------ INFORMATION PROVIDED
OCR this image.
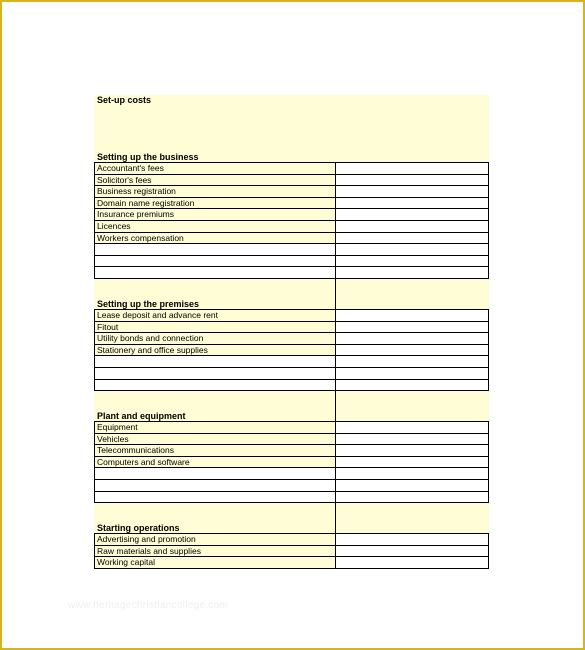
Set-up costs
Setting up the business
Accountant's fees
Solicitor's fees
Business registration
Domain name registration
Insurance premiums
Licences
Workers compensation
Setting up the premises
Lease deposit and advance rent
Fitout
Utility bonds and connection
Stationery and office supplies
Plant and equipment
Equipment
Vehicles
Telecommunications
Computers and software
Starting operations
Advertising and promotion
Raw materials and supplies
Working capital
www.heritagechristiancollege.com
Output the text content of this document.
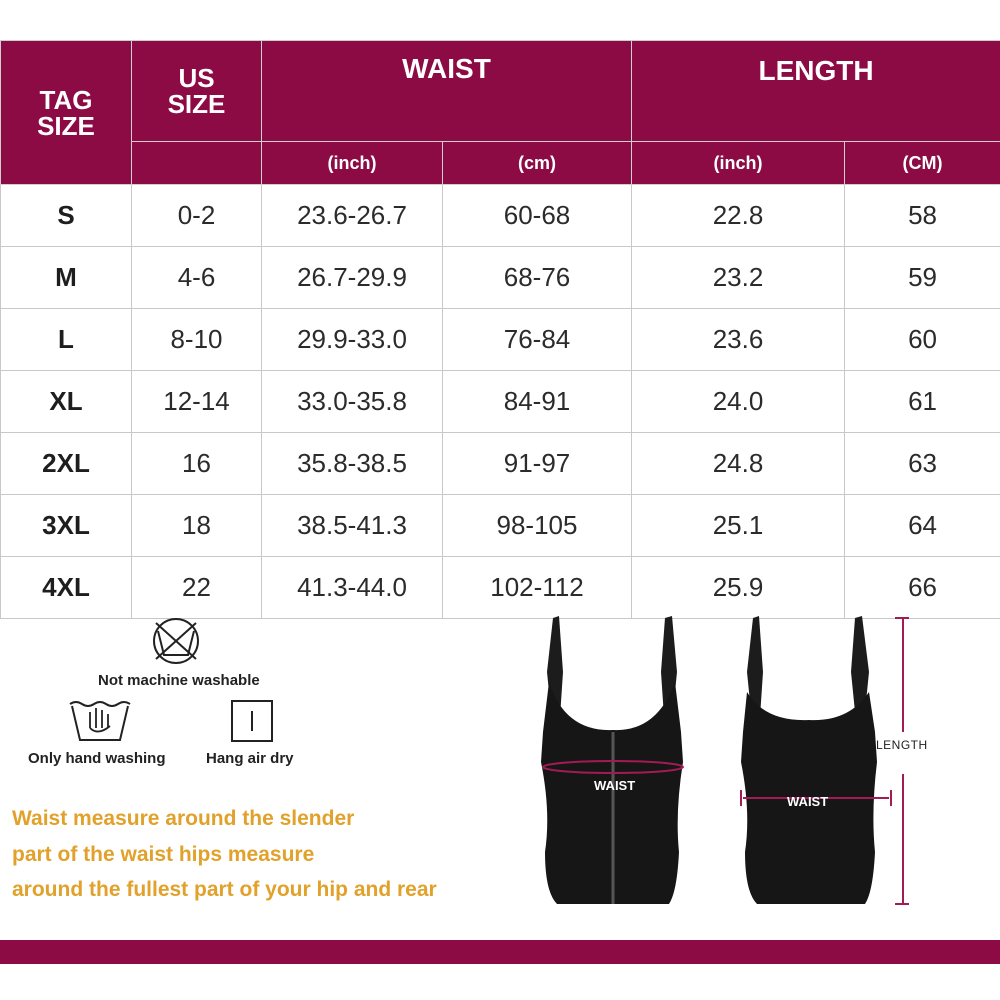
TAG SIZE	US SIZE	WAIST		LENGTH	
		(inch)	(cm)	(inch)	(CM)
S	0-2	23.6-26.7	60-68	22.8	58
M	4-6	26.7-29.9	68-76	23.2	59
L	8-10	29.9-33.0	76-84	23.6	60
XL	12-14	33.0-35.8	84-91	24.0	61
2XL	16	35.8-38.5	91-97	24.8	63
3XL	18	38.5-41.3	98-105	25.1	64
4XL	22	41.3-44.0	102-112	25.9	66
Not machine washable
Only hand washing	Hang air dry
Waist measure around the slender
part of the waist hips measure
around the fullest part of your hip and rear
WAIST
WAIST
LENGTH
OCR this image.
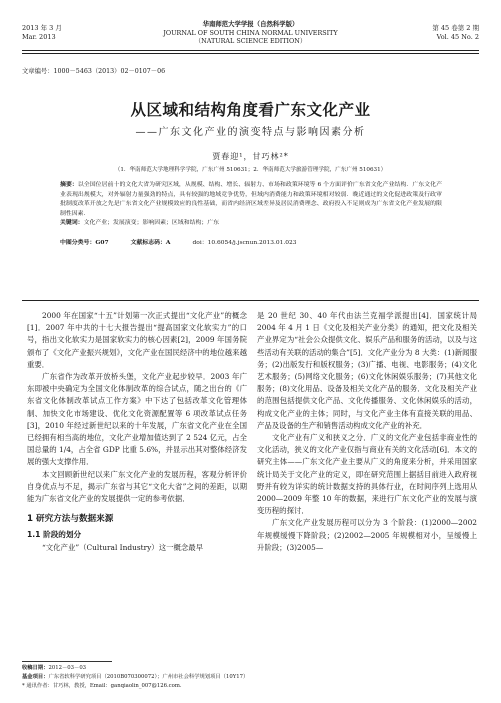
2013 年 3 月
Mar. 2013
华南师范大学学报（自然科学版）
JOURNAL OF SOUTH CHINA NORMAL UNIVERSITY
（NATURAL SCIENCE EDITION）
第 45 卷第 2 期
Vol. 45 No. 2
文章编号：1000－5463（2013）02－0107－06
从区域和结构角度看广东文化产业
——广东文化产业的演变特点与影响因素分析
贾春迎¹，甘巧林²*
（1．华南师范大学地理科学学院，广东广州 510631；2．华南师范大学旅游管理学院，广东广州 510631）
摘要：以全国位居前十的文化大省为研究区域，从规模、结构、增长、辐射力、市场和政策环境等 6 个方面评价广东省文化产业结构．广东文化产业表现出规模大，对外辐射力量强劲的特点，具有较强的地域竞争优势，但域内消费能力和政策环境相对较弱．晚近通过的文化促进政策及行政审批制度改革开放之先是广东省文化产业规模效应的良性基础，而省内经济区域差异及居民消费理念、政府投入不足则成为广东省文化产业发展的限制性因素．
关键词：文化产业；发展演变；影响因素；区域和结构；广东
中图分类号：G07	文献标志码：A	doi：10.6054/j.jscnun.2013.01.023

2000 年在国家“十五”计划第一次正式提出“文化产业”的概念[1]．2007 年中共的十七大报告提出“提高国家文化软实力”的口号，指出文化软实力是国家软实力的核心因素[2]，2009 年国务院颁布了《文化产业振兴规划》，文化产业在国民经济中的地位越来越重要．

广东省作为改革开放桥头堡，文化产业起步较早．2003 年广东即被中央确定为全国文化体制改革的综合试点，随之出台的《广东省文化体制改革试点工作方案》中下达了包括改革文化管理体制、加快文化市场建设、优化文化资源配置等 6 项改革试点任务[3]，2010 年经过新世纪以来的十年发展，广东省文化产业在全国已经拥有相当高的地位，文化产业增加值达到了 2 524 亿元，占全国总量的 1/4，占全省 GDP 比重 5.6%，并显示出其对整体经济发展的强大支撑作用．

本文回顾新世纪以来广东文化产业的发展历程，客观分析评价自身优点与不足，揭示广东省与其它“文化大省”之间的差距，以期能为广东省文化产业的发展提供一定的参考依据．

1 研究方法与数据来源

1.1 阶段的划分

“文化产业”（Cultural Industry）这一概念最早

是 20 世纪 30、40 年代由法兰克福学派提出[4]．国家统计局 2004 年 4 月 1 日《文化及相关产业分类》的通知，把文化及相关产业界定为“社会公众提供文化、娱乐产品和服务的活动，以及与这些活动有关联的活动的集合”[5]．文化产业分为 8 大类：(1)新闻服务；(2)出版发行和版权服务；(3)广播、电视、电影服务；(4)文化艺术服务；(5)网络文化服务；(6)文化休闲娱乐服务；(7)其他文化服务；(8)文化用品、设备及相关文化产品的服务．文化及相关产业的范围包括提供文化产品、文化传播服务、文化休闲娱乐的活动，构成文化产业的主体；同时，与文化产业主体有直接关联的用品、产品及设备的生产和销售活动构成文化产业的补充．

文化产业有广义和狭义之分．广义的文化产业包括非商业性的文化活动，狭义的文化产业仅指与商业有关的文化活动[6]．本文的研究主体——广东文化产业主要从广义的角度来分析，并采用国家统计局关于文化产业的定义，即在研究范围上据括目前进入政府视野并有较为详实的统计数据支持的具体行业，在时间序列上选用从 2000—2009 年整 10 年的数据，来进行广东文化产业的发展与演变历程的探讨．

广东文化产业发展历程可以分为 3 个阶段：(1)2000—2002 年规模缓慢下降阶段；(2)2002—2005 年规模相对小，呈缓慢上升阶段；(3)2005—

收稿日期：2012－03－03
基金项目：广东省软科学研究项目（2010B070300072）；广州市社会科学规划项目（10Y17）
* 通讯作者：甘巧林，教授，Email：ganqiaolin_007@126.com.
------------
#### [AIM OF THE TASK]
From the listing above, collect every line that mentions the word "registration".

#### [OUTPUT OF THE EXERCISE]
Business registration
Domain name registration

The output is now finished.